● **Stated task**: Output every line below without omitting or altering anything.

(Items from a data source)
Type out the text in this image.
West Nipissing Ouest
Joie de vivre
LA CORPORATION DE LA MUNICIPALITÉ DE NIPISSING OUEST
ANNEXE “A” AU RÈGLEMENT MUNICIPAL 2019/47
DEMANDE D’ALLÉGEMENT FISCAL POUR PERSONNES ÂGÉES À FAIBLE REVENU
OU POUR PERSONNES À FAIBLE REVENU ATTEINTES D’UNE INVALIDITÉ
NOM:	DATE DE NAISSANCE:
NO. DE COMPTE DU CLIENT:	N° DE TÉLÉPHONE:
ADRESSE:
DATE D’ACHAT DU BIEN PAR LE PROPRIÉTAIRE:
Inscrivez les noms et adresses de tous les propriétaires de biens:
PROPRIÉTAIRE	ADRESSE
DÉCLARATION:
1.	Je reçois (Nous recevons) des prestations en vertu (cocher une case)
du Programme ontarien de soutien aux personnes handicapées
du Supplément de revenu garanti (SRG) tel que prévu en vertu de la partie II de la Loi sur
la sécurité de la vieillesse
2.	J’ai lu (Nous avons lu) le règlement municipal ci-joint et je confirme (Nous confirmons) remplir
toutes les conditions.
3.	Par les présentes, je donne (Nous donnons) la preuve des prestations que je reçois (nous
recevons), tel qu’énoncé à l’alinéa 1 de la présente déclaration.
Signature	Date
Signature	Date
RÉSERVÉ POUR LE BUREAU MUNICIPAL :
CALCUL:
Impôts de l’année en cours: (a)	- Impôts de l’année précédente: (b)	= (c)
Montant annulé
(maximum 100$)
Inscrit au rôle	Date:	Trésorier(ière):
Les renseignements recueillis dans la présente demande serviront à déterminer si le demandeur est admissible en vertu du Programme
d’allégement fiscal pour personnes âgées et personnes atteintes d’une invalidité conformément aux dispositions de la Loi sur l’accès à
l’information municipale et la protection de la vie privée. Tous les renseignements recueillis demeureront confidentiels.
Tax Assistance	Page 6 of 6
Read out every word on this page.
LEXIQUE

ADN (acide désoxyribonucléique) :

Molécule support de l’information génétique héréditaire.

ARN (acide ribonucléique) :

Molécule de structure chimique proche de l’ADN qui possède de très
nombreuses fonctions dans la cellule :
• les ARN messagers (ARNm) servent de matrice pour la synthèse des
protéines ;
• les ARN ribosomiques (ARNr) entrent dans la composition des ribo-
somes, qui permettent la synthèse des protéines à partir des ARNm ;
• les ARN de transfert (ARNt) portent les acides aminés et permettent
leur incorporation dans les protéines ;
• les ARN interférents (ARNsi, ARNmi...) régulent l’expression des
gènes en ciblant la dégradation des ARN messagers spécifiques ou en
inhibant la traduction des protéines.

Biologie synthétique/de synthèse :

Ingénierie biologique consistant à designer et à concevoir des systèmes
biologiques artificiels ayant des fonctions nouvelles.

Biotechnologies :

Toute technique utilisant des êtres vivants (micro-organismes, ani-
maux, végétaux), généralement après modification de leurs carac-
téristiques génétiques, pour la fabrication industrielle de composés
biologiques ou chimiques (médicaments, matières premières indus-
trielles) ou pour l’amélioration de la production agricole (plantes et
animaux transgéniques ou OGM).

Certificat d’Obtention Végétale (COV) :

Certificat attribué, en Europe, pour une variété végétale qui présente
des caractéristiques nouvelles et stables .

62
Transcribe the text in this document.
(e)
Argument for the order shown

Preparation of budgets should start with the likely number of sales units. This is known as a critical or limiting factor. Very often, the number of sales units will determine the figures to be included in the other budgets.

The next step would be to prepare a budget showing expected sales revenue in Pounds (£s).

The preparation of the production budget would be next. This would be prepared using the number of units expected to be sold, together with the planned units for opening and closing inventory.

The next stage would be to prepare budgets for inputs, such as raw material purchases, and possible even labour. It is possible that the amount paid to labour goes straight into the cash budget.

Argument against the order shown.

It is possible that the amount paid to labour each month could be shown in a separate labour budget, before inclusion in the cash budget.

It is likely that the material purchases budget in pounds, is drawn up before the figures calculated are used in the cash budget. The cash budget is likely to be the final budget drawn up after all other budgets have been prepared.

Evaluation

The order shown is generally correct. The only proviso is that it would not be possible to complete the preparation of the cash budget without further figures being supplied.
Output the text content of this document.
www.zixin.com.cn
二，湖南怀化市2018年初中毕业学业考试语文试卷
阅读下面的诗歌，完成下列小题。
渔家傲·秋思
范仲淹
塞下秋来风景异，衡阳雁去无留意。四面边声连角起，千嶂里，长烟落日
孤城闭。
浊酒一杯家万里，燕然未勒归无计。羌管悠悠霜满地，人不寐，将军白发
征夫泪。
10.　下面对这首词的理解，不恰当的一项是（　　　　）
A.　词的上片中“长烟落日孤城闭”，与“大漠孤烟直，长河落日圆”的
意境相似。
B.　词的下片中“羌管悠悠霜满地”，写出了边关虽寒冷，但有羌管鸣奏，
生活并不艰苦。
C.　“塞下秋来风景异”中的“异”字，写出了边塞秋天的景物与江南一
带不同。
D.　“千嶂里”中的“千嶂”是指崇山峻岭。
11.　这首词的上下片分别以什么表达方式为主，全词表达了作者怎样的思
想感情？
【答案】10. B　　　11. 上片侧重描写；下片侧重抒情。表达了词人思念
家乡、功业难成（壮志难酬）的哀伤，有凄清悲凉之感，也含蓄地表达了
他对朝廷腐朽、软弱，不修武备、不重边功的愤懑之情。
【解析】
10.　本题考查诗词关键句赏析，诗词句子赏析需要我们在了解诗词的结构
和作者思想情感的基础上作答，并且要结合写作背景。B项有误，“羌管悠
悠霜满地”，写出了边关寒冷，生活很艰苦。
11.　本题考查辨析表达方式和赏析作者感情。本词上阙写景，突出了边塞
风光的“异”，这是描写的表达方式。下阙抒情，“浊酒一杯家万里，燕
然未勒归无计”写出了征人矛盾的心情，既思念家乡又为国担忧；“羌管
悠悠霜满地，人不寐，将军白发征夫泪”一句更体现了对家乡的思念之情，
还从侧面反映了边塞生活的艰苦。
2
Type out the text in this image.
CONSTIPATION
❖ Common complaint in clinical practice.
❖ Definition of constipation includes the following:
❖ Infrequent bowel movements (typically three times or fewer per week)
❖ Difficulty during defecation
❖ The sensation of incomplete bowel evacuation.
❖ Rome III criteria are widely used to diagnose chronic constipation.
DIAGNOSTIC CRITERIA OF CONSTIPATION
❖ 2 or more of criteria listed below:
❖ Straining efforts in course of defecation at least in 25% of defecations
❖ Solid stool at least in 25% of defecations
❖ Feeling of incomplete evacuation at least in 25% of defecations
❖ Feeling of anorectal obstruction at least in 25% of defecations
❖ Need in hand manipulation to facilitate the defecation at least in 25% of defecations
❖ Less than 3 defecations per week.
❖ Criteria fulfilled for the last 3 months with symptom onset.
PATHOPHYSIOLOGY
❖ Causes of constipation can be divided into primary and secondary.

● **Answer**:
Type out the text in this image.
West Nipissing Ouest
Joie de vivre
LA CORPORATION DE LA MUNICIPALITÉ DE NIPISSING OUEST
ANNEXE “A” AU RÈGLEMENT MUNICIPAL 2019/47
DEMANDE D’ALLÉGEMENT FISCAL POUR PERSONNES ÂGÉES À FAIBLE REVENU
OU POUR PERSONNES À FAIBLE REVENU ATTEINTES D’UNE INVALIDITÉ
NOM:	DATE DE NAISSANCE:
NO. DE COMPTE DU CLIENT:	N° DE TÉLÉPHONE:
ADRESSE:
DATE D’ACHAT DU BIEN PAR LE PROPRIÉTAIRE:
Inscrivez les noms et adresses de tous les propriétaires de biens:
PROPRIÉTAIRE	ADRESSE
DÉCLARATION:
1.	Je reçois (Nous recevons) des prestations en vertu (cocher une case)
du Programme ontarien de soutien aux personnes handicapées
du Supplément de revenu garanti (SRG) tel que prévu en vertu de la partie II de la Loi sur
la sécurité de la vieillesse
2.	J’ai lu (Nous avons lu) le règlement municipal ci-joint et je confirme (Nous confirmons) remplir
toutes les conditions.
3.	Par les présentes, je donne (Nous donnons) la preuve des prestations que je reçois (nous
recevons), tel qu’énoncé à l’alinéa 1 de la présente déclaration.
Signature	Date
Signature	Date
RÉSERVÉ POUR LE BUREAU MUNICIPAL :
CALCUL:
Impôts de l’année en cours: (a)	- Impôts de l’année précédente: (b)	= (c)
Montant annulé
(maximum 100$)
Inscrit au rôle	Date:	Trésorier(ière):
Les renseignements recueillis dans la présente demande serviront à déterminer si le demandeur est admissible en vertu du Programme
d’allégement fiscal pour personnes âgées et personnes atteintes d’une invalidité conformément aux dispositions de la Loi sur l’accès à
l’information municipale et la protection de la vie privée. Tous les renseignements recueillis demeureront confidentiels.
Tax Assistance	Page 6 of 6
Read out every word on this page.
LEXIQUE

ADN (acide désoxyribonucléique) :

Molécule support de l’information génétique héréditaire.

ARN (acide ribonucléique) :

Molécule de structure chimique proche de l’ADN qui possède de très
nombreuses fonctions dans la cellule :
• les ARN messagers (ARNm) servent de matrice pour la synthèse des
protéines ;
• les ARN ribosomiques (ARNr) entrent dans la composition des ribo-
somes, qui permettent la synthèse des protéines à partir des ARNm ;
• les ARN de transfert (ARNt) portent les acides aminés et permettent
leur incorporation dans les protéines ;
• les ARN interférents (ARNsi, ARNmi...) régulent l’expression des
gènes en ciblant la dégradation des ARN messagers spécifiques ou en
inhibant la traduction des protéines.

Biologie synthétique/de synthèse :

Ingénierie biologique consistant à designer et à concevoir des systèmes
biologiques artificiels ayant des fonctions nouvelles.

Biotechnologies :

Toute technique utilisant des êtres vivants (micro-organismes, ani-
maux, végétaux), généralement après modification de leurs carac-
téristiques génétiques, pour la fabrication industrielle de composés
biologiques ou chimiques (médicaments, matières premières indus-
trielles) ou pour l’amélioration de la production agricole (plantes et
animaux transgéniques ou OGM).

Certificat d’Obtention Végétale (COV) :

Certificat attribué, en Europe, pour une variété végétale qui présente
des caractéristiques nouvelles et stables .

62
Transcribe the text in this document.
(e)
Argument for the order shown

Preparation of budgets should start with the likely number of sales units. This is known as a critical or limiting factor. Very often, the number of sales units will determine the figures to be included in the other budgets.

The next step would be to prepare a budget showing expected sales revenue in Pounds (£s).

The preparation of the production budget would be next. This would be prepared using the number of units expected to be sold, together with the planned units for opening and closing inventory.

The next stage would be to prepare budgets for inputs, such as raw material purchases, and possible even labour. It is possible that the amount paid to labour goes straight into the cash budget.

Argument against the order shown.

It is possible that the amount paid to labour each month could be shown in a separate labour budget, before inclusion in the cash budget.

It is likely that the material purchases budget in pounds, is drawn up before the figures calculated are used in the cash budget. The cash budget is likely to be the final budget drawn up after all other budgets have been prepared.

Evaluation

The order shown is generally correct. The only proviso is that it would not be possible to complete the preparation of the cash budget without further figures being supplied.
Output the text content of this document.
www.zixin.com.cn
二，湖南怀化市2018年初中毕业学业考试语文试卷
阅读下面的诗歌，完成下列小题。
渔家傲·秋思
范仲淹
塞下秋来风景异，衡阳雁去无留意。四面边声连角起，千嶂里，长烟落日
孤城闭。
浊酒一杯家万里，燕然未勒归无计。羌管悠悠霜满地，人不寐，将军白发
征夫泪。
10.　下面对这首词的理解，不恰当的一项是（　　　　）
A.　词的上片中“长烟落日孤城闭”，与“大漠孤烟直，长河落日圆”的
意境相似。
B.　词的下片中“羌管悠悠霜满地”，写出了边关虽寒冷，但有羌管鸣奏，
生活并不艰苦。
C.　“塞下秋来风景异”中的“异”字，写出了边塞秋天的景物与江南一
带不同。
D.　“千嶂里”中的“千嶂”是指崇山峻岭。
11.　这首词的上下片分别以什么表达方式为主，全词表达了作者怎样的思
想感情？
【答案】10. B　　　11. 上片侧重描写；下片侧重抒情。表达了词人思念
家乡、功业难成（壮志难酬）的哀伤，有凄清悲凉之感，也含蓄地表达了
他对朝廷腐朽、软弱，不修武备、不重边功的愤懑之情。
【解析】
10.　本题考查诗词关键句赏析，诗词句子赏析需要我们在了解诗词的结构
和作者思想情感的基础上作答，并且要结合写作背景。B项有误，“羌管悠
悠霜满地”，写出了边关寒冷，生活很艰苦。
11.　本题考查辨析表达方式和赏析作者感情。本词上阙写景，突出了边塞
风光的“异”，这是描写的表达方式。下阙抒情，“浊酒一杯家万里，燕
然未勒归无计”写出了征人矛盾的心情，既思念家乡又为国担忧；“羌管
悠悠霜满地，人不寐，将军白发征夫泪”一句更体现了对家乡的思念之情，
还从侧面反映了边塞生活的艰苦。
2
Type out the text in this image.
CONSTIPATION
❖ Common complaint in clinical practice.
❖ Definition of constipation includes the following:
❖ Infrequent bowel movements (typically three times or fewer per week)
❖ Difficulty during defecation
❖ The sensation of incomplete bowel evacuation.
❖ Rome III criteria are widely used to diagnose chronic constipation.
DIAGNOSTIC CRITERIA OF CONSTIPATION
❖ 2 or more of criteria listed below:
❖ Straining efforts in course of defecation at least in 25% of defecations
❖ Solid stool at least in 25% of defecations
❖ Feeling of incomplete evacuation at least in 25% of defecations
❖ Feeling of anorectal obstruction at least in 25% of defecations
❖ Need in hand manipulation to facilitate the defecation at least in 25% of defecations
❖ Less than 3 defecations per week.
❖ Criteria fulfilled for the last 3 months with symptom onset.
PATHOPHYSIOLOGY
❖ Causes of constipation can be divided into primary and secondary.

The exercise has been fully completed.